Data records:

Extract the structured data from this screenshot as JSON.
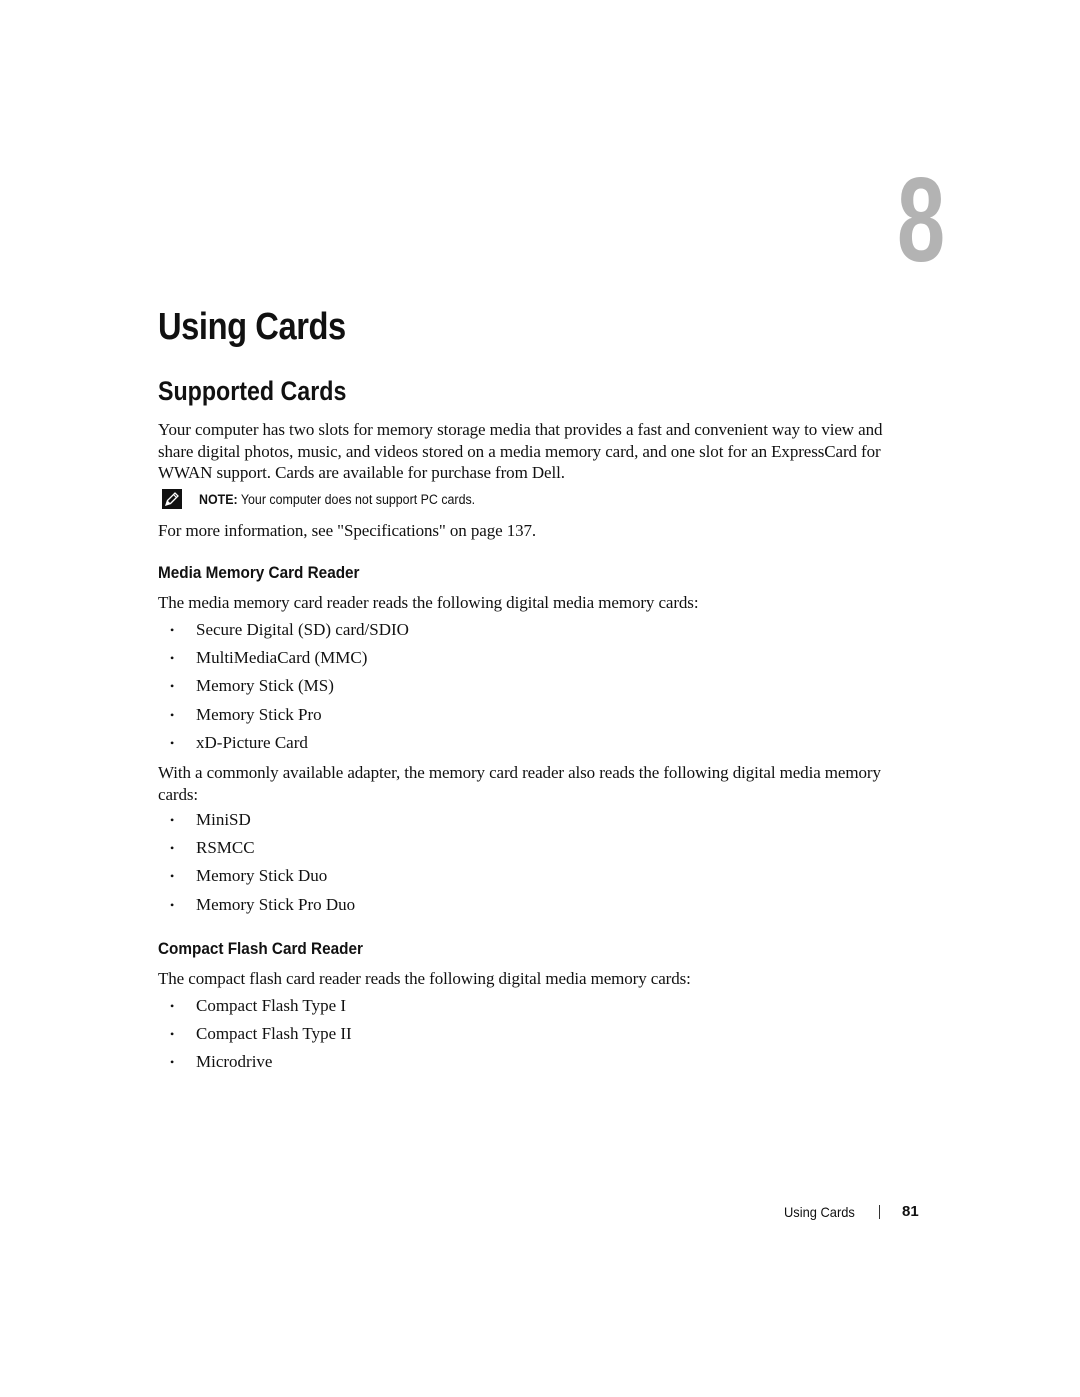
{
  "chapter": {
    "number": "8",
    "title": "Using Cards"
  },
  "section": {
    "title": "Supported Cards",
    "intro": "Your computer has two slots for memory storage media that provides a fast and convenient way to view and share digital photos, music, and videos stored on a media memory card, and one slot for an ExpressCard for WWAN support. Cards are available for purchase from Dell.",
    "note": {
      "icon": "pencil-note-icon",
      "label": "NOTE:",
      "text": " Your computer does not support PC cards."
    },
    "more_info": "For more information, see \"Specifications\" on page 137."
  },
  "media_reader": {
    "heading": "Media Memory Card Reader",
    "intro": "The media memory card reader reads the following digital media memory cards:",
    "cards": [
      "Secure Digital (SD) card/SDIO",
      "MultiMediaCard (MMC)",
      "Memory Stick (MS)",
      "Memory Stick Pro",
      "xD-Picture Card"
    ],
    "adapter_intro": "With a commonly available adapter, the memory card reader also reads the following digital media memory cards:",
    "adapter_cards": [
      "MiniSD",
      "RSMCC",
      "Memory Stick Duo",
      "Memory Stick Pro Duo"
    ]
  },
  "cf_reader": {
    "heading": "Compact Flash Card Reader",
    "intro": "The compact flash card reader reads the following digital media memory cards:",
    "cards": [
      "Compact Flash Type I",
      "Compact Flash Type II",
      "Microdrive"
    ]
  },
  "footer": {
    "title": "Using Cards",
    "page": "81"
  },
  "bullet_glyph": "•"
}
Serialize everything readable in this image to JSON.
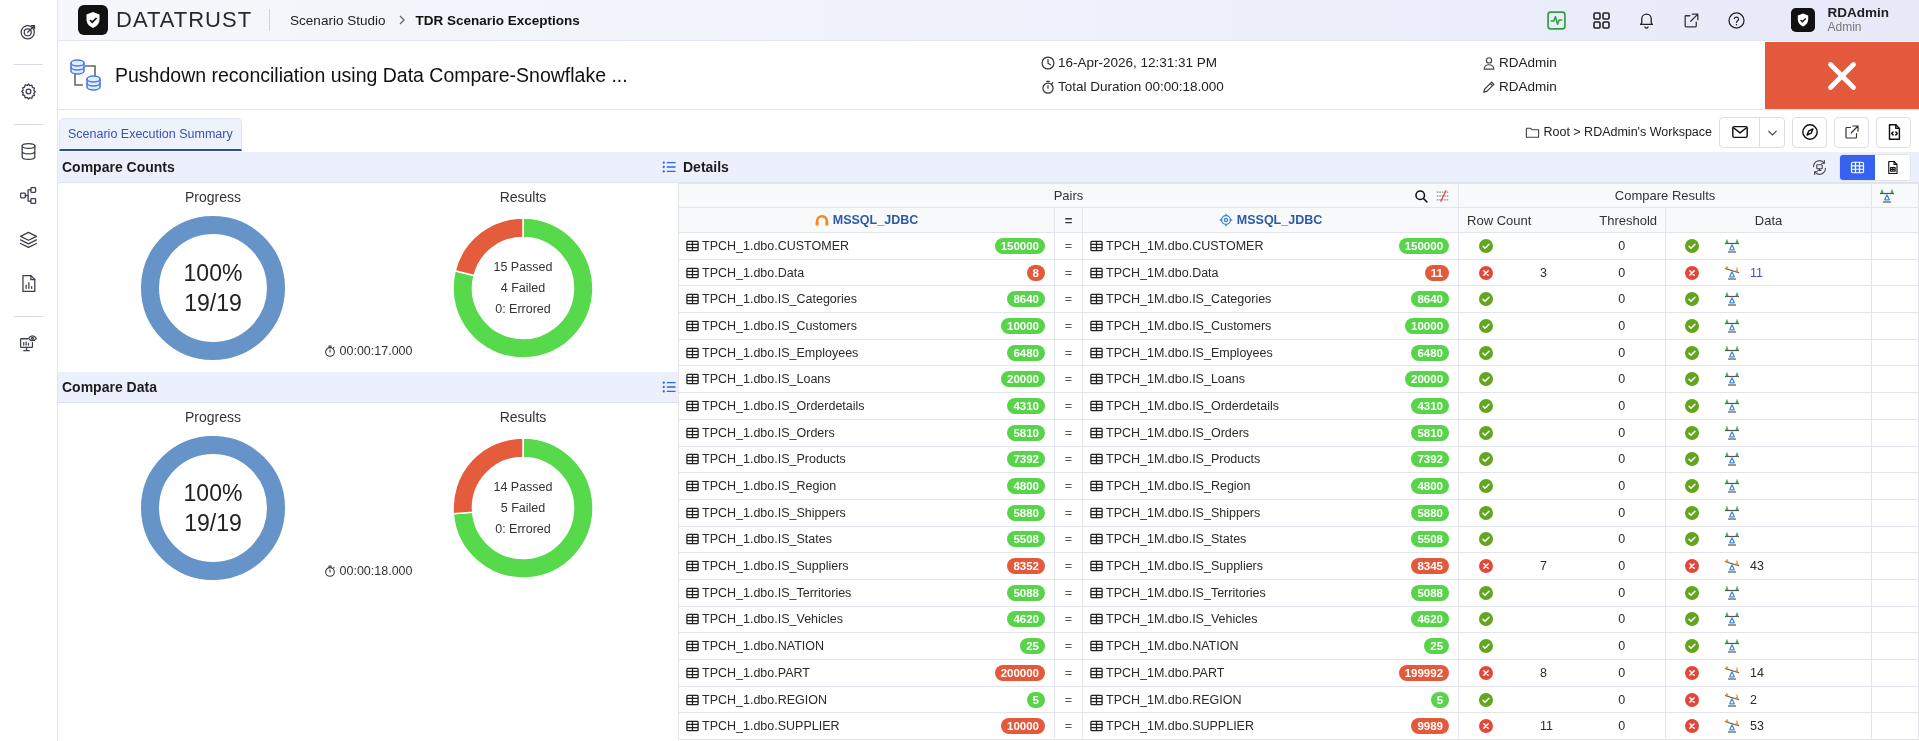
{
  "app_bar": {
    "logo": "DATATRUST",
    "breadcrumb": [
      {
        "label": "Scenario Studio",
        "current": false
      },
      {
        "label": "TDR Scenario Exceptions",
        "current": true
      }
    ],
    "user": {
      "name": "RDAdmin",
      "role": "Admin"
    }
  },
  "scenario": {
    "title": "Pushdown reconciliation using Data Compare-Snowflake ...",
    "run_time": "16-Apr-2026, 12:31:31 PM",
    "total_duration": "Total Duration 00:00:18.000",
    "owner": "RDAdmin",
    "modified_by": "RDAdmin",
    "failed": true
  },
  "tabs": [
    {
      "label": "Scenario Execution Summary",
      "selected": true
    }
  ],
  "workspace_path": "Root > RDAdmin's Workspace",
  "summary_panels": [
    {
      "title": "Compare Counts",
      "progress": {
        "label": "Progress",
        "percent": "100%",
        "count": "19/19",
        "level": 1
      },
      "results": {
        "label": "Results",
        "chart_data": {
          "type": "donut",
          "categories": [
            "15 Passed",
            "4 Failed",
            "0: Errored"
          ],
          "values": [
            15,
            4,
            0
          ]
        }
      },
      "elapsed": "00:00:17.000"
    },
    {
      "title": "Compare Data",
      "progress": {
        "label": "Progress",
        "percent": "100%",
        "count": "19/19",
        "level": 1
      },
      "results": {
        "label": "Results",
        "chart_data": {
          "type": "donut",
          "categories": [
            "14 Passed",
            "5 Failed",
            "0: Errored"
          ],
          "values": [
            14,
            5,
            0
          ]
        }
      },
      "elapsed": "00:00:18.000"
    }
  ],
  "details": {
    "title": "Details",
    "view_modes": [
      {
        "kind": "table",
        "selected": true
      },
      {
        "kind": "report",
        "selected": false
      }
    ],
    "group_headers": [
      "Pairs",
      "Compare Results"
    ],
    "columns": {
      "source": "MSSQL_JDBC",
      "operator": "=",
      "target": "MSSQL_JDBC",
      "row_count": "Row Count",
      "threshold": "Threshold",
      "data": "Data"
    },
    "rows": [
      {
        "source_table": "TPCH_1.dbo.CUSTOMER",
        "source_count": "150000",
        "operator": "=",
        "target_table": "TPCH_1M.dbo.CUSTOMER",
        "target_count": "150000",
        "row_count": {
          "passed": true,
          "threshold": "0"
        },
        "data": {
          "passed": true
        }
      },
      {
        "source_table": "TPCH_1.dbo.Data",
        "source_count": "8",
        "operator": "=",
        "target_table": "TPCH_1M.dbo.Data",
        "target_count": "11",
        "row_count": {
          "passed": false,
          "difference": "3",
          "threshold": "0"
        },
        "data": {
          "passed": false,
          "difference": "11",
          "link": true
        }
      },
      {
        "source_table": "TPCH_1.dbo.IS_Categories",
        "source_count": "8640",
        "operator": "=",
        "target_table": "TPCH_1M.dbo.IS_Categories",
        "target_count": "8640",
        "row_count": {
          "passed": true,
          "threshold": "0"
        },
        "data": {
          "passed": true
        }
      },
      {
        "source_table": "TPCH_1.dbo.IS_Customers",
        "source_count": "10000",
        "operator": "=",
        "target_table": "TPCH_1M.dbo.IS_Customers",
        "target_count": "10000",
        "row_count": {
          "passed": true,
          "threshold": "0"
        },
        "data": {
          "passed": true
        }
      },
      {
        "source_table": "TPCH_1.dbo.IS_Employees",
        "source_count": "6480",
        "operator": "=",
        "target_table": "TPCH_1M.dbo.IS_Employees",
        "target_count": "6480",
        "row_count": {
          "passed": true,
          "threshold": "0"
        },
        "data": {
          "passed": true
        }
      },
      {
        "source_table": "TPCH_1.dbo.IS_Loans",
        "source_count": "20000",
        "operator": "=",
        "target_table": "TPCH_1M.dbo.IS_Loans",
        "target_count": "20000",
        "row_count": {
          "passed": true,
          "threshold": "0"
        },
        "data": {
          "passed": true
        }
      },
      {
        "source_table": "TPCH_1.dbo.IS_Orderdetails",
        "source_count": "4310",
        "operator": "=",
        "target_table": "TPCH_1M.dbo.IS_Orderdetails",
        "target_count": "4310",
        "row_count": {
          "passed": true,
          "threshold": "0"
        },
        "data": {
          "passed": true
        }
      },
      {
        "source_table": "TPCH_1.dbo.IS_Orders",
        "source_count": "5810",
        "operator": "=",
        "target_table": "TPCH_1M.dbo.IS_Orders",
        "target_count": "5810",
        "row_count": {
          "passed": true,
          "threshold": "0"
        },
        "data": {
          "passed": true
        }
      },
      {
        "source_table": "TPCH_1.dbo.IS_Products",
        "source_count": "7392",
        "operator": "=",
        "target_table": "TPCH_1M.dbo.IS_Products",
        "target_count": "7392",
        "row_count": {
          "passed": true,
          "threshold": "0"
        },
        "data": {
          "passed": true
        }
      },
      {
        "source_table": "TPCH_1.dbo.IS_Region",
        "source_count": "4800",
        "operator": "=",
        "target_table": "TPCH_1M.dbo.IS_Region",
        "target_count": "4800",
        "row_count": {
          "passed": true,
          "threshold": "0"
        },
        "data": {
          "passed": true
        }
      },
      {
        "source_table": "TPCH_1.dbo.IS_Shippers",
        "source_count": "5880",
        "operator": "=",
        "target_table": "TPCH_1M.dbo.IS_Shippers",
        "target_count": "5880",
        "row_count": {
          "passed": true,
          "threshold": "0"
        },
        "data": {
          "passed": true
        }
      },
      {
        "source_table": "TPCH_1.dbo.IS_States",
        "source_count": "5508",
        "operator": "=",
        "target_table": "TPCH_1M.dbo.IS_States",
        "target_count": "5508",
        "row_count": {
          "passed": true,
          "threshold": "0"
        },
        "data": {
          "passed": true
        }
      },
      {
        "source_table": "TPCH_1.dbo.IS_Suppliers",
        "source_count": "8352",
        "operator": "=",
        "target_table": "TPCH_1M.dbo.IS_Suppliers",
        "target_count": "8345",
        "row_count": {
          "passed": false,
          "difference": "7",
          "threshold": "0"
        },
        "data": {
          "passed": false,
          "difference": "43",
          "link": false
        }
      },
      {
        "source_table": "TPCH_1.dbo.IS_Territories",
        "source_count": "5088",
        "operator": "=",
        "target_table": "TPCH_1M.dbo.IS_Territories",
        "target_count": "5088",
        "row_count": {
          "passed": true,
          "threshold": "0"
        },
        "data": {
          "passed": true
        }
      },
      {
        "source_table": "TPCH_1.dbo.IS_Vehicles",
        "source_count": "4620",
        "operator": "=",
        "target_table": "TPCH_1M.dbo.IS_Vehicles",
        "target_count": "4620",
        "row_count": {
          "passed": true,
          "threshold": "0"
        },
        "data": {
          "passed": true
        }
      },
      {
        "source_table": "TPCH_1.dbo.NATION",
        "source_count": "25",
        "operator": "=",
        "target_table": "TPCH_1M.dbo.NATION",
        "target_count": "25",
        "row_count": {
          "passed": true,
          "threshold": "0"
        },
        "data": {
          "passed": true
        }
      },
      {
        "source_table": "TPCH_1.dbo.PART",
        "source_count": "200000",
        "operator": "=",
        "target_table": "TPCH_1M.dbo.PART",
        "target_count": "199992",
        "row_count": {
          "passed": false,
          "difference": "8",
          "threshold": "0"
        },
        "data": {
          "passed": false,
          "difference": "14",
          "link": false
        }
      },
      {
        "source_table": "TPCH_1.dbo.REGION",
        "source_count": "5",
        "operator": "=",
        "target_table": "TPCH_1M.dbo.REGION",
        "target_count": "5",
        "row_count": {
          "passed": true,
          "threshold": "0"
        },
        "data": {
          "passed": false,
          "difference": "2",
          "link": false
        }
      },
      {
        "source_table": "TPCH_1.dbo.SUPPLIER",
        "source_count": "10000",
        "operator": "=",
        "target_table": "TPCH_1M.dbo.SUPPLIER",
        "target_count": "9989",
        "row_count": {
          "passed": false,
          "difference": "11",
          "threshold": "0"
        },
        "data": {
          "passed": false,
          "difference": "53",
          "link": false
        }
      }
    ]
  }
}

Goal of the exercise:
Find every line in the records above that holds the word "title", and copy each one.

Completed exercise:
    "title": "Using Cards"
    "title": "Supported Cards",
    "title": "Using Cards",
    "title": "Pushdown reconciliation using Data Compare-Snowflake ...",
      "title": "Compare Counts",
      "title": "Compare Data",
    "title": "Details",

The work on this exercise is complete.